**DATA TO USE**:
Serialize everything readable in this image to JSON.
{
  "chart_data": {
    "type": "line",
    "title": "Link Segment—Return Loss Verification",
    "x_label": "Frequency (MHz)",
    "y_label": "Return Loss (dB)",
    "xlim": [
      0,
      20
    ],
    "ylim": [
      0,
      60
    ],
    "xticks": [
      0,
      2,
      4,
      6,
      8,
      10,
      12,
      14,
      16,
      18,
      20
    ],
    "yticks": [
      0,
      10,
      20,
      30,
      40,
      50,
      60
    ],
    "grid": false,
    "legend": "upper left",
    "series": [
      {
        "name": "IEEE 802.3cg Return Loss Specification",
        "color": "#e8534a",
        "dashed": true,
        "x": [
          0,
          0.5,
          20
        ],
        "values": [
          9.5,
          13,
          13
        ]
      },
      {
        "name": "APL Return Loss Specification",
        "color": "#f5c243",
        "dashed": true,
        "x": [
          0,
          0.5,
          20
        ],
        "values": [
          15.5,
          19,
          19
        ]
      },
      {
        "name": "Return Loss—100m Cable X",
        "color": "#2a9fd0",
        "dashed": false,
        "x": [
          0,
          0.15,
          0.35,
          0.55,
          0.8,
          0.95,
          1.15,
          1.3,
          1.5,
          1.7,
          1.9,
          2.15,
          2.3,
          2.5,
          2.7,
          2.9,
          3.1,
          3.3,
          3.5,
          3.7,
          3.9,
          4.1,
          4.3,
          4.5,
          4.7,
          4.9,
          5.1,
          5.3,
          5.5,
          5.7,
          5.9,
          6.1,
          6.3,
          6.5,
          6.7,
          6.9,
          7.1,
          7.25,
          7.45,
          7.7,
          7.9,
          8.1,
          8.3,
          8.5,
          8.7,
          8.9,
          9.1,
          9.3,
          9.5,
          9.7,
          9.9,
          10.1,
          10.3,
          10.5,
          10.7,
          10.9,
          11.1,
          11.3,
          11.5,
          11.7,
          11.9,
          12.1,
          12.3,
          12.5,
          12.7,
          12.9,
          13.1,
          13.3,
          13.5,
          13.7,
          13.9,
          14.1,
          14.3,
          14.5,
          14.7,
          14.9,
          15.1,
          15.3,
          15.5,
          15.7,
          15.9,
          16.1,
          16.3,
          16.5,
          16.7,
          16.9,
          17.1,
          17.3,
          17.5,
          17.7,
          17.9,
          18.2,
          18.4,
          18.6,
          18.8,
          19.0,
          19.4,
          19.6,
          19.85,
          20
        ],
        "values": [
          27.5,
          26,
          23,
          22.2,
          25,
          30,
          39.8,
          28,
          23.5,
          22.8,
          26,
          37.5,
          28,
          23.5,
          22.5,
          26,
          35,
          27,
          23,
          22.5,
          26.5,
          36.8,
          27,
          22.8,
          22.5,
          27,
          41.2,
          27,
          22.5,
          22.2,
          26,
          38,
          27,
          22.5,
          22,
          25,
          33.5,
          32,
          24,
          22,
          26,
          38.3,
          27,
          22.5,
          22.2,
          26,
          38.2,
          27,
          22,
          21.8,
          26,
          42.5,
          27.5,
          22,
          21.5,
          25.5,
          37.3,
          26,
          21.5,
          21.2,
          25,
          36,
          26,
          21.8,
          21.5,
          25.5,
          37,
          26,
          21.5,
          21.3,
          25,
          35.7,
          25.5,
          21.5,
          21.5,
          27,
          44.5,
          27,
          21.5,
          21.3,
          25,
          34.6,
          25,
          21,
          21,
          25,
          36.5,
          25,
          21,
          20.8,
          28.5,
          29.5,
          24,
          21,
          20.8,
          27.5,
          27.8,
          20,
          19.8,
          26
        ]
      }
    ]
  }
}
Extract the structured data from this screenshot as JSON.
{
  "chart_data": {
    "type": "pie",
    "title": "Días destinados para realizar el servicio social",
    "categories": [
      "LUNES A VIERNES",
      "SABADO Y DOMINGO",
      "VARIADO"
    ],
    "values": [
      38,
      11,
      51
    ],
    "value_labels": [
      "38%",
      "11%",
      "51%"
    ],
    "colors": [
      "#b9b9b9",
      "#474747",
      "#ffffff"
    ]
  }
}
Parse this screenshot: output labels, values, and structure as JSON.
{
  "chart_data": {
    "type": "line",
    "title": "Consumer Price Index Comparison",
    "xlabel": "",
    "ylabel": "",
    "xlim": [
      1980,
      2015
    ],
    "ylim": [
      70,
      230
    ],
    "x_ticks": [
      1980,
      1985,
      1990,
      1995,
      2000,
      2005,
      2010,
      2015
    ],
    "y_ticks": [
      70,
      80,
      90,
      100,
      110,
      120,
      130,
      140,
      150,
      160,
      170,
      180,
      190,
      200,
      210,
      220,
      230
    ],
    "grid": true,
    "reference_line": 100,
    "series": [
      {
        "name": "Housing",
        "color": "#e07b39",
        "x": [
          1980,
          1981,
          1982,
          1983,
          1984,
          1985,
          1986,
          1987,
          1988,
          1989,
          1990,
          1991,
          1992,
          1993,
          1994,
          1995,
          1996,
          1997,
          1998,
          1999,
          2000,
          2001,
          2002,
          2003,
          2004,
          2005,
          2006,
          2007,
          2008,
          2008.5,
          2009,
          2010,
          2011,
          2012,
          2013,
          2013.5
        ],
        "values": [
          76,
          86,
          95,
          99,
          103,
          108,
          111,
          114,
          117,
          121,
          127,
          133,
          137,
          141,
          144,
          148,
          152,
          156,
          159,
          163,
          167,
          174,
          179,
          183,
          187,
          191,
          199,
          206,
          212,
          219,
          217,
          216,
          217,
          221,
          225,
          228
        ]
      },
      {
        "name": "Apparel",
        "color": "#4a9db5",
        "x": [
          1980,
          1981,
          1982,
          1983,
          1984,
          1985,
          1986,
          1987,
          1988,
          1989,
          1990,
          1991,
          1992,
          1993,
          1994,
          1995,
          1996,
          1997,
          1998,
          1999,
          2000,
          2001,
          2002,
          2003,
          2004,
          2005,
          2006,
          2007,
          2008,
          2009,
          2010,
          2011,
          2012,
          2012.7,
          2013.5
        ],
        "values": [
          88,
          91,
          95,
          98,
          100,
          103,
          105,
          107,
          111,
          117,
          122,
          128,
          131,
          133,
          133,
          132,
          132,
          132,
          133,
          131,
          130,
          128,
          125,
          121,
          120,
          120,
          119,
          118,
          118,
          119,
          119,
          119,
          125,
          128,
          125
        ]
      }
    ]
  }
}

**WRITTEN INSTRUCTION**: Among the records above, find each line holding the string "Loss" and pull it out.

**COMPLETE ANSWER**:
    "title": "Link Segment—Return Loss Verification",
    "y_label": "Return Loss (dB)",
        "name": "IEEE 802.3cg Return Loss Specification",
        "name": "APL Return Loss Specification",
        "name": "Return Loss—100m Cable X",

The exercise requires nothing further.